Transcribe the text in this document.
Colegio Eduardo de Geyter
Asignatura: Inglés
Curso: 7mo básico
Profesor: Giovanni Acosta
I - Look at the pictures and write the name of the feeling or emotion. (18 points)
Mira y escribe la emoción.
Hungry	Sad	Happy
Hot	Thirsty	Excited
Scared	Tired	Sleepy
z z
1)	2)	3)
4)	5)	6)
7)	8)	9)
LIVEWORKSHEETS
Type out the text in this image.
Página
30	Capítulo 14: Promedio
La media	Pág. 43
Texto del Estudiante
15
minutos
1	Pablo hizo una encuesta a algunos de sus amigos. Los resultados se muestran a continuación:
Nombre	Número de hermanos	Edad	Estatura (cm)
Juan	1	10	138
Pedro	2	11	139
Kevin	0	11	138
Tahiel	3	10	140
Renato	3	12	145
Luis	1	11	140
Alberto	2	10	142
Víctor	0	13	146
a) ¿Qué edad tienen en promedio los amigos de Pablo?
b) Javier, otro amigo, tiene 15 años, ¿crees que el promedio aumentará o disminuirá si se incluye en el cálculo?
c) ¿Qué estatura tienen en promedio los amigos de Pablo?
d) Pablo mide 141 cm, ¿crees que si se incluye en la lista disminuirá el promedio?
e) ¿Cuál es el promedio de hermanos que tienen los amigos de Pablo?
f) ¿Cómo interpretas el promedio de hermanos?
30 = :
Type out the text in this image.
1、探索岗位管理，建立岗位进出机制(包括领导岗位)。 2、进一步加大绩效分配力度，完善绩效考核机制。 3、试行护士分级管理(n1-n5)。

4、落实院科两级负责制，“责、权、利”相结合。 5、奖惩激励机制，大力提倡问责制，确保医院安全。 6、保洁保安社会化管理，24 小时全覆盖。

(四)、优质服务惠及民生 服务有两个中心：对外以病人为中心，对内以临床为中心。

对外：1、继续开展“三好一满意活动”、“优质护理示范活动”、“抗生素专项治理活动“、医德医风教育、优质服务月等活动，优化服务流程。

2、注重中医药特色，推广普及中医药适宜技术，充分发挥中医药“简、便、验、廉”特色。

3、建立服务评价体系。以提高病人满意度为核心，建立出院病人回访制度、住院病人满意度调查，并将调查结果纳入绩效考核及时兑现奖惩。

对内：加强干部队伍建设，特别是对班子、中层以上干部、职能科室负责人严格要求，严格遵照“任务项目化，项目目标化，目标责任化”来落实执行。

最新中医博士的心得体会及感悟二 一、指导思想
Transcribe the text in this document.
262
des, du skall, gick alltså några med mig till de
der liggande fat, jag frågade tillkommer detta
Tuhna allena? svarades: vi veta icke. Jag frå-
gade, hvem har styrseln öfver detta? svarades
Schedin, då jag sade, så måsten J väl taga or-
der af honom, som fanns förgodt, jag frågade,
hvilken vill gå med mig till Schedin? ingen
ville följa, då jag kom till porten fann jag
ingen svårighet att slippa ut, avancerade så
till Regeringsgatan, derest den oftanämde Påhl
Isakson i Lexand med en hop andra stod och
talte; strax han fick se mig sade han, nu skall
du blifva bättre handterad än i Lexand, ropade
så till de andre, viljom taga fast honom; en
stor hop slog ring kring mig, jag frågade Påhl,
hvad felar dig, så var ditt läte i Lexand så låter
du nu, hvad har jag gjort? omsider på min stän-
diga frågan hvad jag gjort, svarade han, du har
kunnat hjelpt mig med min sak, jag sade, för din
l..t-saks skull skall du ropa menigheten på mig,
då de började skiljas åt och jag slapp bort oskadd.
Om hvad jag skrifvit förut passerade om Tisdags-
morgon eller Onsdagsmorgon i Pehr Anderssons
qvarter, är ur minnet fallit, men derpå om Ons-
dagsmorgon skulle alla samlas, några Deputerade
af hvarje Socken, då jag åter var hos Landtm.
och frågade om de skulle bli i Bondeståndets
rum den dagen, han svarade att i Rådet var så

_Task requirements_
Send back all of the entries exactly, with nothing missing.

_The answer_
Transcribe the text in this document.
Colegio Eduardo de Geyter
Asignatura: Inglés
Curso: 7mo básico
Profesor: Giovanni Acosta
I - Look at the pictures and write the name of the feeling or emotion. (18 points)
Mira y escribe la emoción.
Hungry	Sad	Happy
Hot	Thirsty	Excited
Scared	Tired	Sleepy
z z
1)	2)	3)
4)	5)	6)
7)	8)	9)
LIVEWORKSHEETS
Type out the text in this image.
Página
30	Capítulo 14: Promedio
La media	Pág. 43
Texto del Estudiante
15
minutos
1	Pablo hizo una encuesta a algunos de sus amigos. Los resultados se muestran a continuación:
Nombre	Número de hermanos	Edad	Estatura (cm)
Juan	1	10	138
Pedro	2	11	139
Kevin	0	11	138
Tahiel	3	10	140
Renato	3	12	145
Luis	1	11	140
Alberto	2	10	142
Víctor	0	13	146
a) ¿Qué edad tienen en promedio los amigos de Pablo?
b) Javier, otro amigo, tiene 15 años, ¿crees que el promedio aumentará o disminuirá si se incluye en el cálculo?
c) ¿Qué estatura tienen en promedio los amigos de Pablo?
d) Pablo mide 141 cm, ¿crees que si se incluye en la lista disminuirá el promedio?
e) ¿Cuál es el promedio de hermanos que tienen los amigos de Pablo?
f) ¿Cómo interpretas el promedio de hermanos?
30 = :
Type out the text in this image.
1、探索岗位管理，建立岗位进出机制(包括领导岗位)。 2、进一步加大绩效分配力度，完善绩效考核机制。 3、试行护士分级管理(n1-n5)。

4、落实院科两级负责制，“责、权、利”相结合。 5、奖惩激励机制，大力提倡问责制，确保医院安全。 6、保洁保安社会化管理，24 小时全覆盖。

(四)、优质服务惠及民生 服务有两个中心：对外以病人为中心，对内以临床为中心。

对外：1、继续开展“三好一满意活动”、“优质护理示范活动”、“抗生素专项治理活动“、医德医风教育、优质服务月等活动，优化服务流程。

2、注重中医药特色，推广普及中医药适宜技术，充分发挥中医药“简、便、验、廉”特色。

3、建立服务评价体系。以提高病人满意度为核心，建立出院病人回访制度、住院病人满意度调查，并将调查结果纳入绩效考核及时兑现奖惩。

对内：加强干部队伍建设，特别是对班子、中层以上干部、职能科室负责人严格要求，严格遵照“任务项目化，项目目标化，目标责任化”来落实执行。

最新中医博士的心得体会及感悟二 一、指导思想
Transcribe the text in this document.
262
des, du skall, gick alltså några med mig till de
der liggande fat, jag frågade tillkommer detta
Tuhna allena? svarades: vi veta icke. Jag frå-
gade, hvem har styrseln öfver detta? svarades
Schedin, då jag sade, så måsten J väl taga or-
der af honom, som fanns förgodt, jag frågade,
hvilken vill gå med mig till Schedin? ingen
ville följa, då jag kom till porten fann jag
ingen svårighet att slippa ut, avancerade så
till Regeringsgatan, derest den oftanämde Påhl
Isakson i Lexand med en hop andra stod och
talte; strax han fick se mig sade han, nu skall
du blifva bättre handterad än i Lexand, ropade
så till de andre, viljom taga fast honom; en
stor hop slog ring kring mig, jag frågade Påhl,
hvad felar dig, så var ditt läte i Lexand så låter
du nu, hvad har jag gjort? omsider på min stän-
diga frågan hvad jag gjort, svarade han, du har
kunnat hjelpt mig med min sak, jag sade, för din
l..t-saks skull skall du ropa menigheten på mig,
då de började skiljas åt och jag slapp bort oskadd.
Om hvad jag skrifvit förut passerade om Tisdags-
morgon eller Onsdagsmorgon i Pehr Anderssons
qvarter, är ur minnet fallit, men derpå om Ons-
dagsmorgon skulle alla samlas, några Deputerade
af hvarje Socken, då jag åter var hos Landtm.
och frågade om de skulle bli i Bondeståndets
rum den dagen, han svarade att i Rådet var så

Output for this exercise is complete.